## Records for the task:
━━━━━━━━━━━━━━━━━━━━
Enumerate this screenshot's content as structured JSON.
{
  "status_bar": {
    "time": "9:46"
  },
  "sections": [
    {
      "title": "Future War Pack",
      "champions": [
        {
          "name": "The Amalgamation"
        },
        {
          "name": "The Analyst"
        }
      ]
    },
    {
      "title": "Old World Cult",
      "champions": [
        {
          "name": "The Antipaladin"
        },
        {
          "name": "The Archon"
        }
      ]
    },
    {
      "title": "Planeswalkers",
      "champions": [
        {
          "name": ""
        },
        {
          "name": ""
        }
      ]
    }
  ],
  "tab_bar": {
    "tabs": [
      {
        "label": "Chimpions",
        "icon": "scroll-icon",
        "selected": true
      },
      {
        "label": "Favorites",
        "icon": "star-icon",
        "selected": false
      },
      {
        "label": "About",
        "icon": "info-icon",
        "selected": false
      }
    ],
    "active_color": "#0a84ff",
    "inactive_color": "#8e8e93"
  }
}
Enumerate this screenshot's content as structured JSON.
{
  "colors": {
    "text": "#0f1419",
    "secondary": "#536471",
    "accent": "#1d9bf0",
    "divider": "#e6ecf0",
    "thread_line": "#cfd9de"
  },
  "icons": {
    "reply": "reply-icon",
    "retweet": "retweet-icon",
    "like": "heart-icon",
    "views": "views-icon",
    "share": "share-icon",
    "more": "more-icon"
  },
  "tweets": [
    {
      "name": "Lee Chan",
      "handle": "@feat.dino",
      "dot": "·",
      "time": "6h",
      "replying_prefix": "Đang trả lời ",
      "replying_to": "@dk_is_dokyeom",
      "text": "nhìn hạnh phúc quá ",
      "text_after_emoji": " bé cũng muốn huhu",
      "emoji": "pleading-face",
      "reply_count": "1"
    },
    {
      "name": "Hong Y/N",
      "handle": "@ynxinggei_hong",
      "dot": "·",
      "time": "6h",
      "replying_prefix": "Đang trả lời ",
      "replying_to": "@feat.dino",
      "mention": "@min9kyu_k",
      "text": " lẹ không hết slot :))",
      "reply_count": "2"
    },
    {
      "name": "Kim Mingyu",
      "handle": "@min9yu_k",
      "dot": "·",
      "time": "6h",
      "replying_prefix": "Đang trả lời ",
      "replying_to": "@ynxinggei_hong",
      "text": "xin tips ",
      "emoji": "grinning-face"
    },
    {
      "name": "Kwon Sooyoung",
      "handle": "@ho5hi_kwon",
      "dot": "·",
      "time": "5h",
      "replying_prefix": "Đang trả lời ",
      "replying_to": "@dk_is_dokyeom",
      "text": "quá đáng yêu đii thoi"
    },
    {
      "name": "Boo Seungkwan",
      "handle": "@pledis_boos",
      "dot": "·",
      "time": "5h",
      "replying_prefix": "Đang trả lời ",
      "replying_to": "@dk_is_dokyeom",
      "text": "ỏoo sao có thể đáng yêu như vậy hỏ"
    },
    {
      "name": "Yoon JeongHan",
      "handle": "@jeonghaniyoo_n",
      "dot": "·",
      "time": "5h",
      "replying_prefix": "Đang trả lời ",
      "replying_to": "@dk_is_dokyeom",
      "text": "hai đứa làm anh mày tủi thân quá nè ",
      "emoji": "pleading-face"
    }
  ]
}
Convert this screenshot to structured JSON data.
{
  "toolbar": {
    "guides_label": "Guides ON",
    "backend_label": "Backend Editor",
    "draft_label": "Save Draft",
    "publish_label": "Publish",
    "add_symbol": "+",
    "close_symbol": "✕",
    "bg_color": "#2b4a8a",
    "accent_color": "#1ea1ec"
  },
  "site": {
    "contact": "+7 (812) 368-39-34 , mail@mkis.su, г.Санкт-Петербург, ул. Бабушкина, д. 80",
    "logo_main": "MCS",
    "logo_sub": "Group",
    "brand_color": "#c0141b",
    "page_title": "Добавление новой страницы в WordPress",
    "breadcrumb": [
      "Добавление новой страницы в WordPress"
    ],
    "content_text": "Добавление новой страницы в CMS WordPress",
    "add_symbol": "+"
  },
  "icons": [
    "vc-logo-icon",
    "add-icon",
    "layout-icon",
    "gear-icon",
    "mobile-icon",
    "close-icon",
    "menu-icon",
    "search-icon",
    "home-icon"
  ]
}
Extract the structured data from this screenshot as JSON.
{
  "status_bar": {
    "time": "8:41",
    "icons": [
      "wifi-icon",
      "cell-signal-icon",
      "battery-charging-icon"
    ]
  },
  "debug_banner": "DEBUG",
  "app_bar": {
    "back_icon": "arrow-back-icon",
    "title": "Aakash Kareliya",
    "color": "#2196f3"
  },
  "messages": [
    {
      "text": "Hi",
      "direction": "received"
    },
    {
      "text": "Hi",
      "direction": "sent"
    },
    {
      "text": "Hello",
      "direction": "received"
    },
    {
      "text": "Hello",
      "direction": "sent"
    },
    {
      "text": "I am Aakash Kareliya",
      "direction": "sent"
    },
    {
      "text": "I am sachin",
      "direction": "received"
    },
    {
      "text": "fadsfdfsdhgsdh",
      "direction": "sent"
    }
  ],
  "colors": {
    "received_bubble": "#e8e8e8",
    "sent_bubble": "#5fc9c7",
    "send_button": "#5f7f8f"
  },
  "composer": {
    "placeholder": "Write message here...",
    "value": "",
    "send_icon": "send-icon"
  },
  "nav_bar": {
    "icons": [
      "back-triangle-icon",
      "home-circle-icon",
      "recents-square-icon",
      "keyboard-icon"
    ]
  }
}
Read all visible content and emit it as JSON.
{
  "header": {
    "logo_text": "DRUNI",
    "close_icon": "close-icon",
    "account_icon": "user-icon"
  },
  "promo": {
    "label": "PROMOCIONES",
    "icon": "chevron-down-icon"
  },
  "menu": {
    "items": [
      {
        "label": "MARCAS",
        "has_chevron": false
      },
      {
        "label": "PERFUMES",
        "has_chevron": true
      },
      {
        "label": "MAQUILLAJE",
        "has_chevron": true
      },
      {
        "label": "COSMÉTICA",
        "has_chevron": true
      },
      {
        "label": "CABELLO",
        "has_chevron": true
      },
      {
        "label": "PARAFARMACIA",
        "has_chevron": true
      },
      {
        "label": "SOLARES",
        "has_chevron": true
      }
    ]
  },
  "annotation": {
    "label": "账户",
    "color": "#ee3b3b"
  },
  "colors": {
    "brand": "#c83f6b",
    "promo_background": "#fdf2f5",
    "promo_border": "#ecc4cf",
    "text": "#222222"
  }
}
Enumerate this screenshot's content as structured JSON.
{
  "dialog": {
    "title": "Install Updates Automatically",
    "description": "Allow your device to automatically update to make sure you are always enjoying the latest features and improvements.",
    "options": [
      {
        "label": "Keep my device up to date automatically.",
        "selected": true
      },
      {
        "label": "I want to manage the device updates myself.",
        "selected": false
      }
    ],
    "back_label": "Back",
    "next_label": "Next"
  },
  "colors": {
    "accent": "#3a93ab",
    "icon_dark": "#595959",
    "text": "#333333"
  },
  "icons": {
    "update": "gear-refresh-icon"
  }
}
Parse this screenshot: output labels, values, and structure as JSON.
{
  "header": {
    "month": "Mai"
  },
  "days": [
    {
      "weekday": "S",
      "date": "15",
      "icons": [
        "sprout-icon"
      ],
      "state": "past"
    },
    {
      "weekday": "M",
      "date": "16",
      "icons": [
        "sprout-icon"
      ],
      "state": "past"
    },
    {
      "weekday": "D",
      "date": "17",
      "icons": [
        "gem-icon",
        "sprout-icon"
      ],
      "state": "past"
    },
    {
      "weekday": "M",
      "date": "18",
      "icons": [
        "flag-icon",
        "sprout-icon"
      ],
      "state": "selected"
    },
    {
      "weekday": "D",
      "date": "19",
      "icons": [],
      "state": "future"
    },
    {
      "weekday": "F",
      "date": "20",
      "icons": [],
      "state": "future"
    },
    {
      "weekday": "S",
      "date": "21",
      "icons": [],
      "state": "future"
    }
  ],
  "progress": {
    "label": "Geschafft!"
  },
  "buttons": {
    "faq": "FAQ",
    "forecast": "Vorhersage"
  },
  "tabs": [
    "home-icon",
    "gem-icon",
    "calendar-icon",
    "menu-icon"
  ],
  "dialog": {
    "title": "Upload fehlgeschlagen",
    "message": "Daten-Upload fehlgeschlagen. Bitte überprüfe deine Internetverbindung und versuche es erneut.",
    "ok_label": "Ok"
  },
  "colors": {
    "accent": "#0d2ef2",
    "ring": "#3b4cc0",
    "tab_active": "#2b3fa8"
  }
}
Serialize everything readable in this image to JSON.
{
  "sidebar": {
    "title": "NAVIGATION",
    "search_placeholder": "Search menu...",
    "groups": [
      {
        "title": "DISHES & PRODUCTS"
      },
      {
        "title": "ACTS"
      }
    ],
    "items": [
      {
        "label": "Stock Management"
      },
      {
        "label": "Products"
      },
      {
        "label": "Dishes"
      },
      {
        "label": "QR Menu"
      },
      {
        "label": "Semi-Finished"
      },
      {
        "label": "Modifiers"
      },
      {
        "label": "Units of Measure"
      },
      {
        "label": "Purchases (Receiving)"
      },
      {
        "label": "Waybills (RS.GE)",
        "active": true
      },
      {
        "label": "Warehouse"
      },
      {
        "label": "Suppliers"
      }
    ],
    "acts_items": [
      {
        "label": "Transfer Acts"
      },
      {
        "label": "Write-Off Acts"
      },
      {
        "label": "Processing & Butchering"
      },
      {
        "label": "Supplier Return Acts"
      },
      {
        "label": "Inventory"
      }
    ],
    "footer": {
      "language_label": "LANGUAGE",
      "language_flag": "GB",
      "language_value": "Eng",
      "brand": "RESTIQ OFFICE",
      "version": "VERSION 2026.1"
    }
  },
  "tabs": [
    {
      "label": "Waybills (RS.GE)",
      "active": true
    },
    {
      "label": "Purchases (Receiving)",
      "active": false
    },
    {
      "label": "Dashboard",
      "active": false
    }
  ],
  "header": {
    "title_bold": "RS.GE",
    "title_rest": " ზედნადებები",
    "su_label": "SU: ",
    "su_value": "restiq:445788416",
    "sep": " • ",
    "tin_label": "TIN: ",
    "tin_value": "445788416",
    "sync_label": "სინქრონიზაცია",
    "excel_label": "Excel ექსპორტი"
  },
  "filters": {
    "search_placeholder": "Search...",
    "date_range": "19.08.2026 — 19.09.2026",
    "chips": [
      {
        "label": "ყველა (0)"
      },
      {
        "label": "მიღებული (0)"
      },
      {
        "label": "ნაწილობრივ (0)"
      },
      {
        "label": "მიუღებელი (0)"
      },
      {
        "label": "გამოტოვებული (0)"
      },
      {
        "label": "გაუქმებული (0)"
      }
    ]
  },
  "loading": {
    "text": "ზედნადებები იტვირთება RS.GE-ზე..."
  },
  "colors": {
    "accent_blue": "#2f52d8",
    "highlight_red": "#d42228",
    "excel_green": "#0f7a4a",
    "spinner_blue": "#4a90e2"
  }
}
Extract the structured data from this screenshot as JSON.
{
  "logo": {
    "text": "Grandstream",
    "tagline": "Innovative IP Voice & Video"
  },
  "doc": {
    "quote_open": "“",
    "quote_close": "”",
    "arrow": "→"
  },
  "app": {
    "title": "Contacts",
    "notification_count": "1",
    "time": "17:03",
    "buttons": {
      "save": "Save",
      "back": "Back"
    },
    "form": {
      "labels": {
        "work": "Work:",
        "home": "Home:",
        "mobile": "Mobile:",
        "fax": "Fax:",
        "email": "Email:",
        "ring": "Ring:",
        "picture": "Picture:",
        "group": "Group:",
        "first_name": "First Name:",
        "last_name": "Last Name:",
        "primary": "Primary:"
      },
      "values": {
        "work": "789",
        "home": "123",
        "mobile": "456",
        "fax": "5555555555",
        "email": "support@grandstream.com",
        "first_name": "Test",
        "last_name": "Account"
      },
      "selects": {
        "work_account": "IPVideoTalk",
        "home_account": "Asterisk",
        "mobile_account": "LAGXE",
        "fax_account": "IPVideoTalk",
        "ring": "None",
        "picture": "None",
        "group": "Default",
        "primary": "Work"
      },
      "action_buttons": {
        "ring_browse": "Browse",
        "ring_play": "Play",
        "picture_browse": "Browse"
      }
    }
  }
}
━━━━━━━━━━━━━━━━━━━━
## Aim of the task:
In the records above, locate the lines holding the word "Aakash". Copy each of them.

## Written solution:
    "title": "Aakash Kareliya",
      "text": "I am Aakash Kareliya",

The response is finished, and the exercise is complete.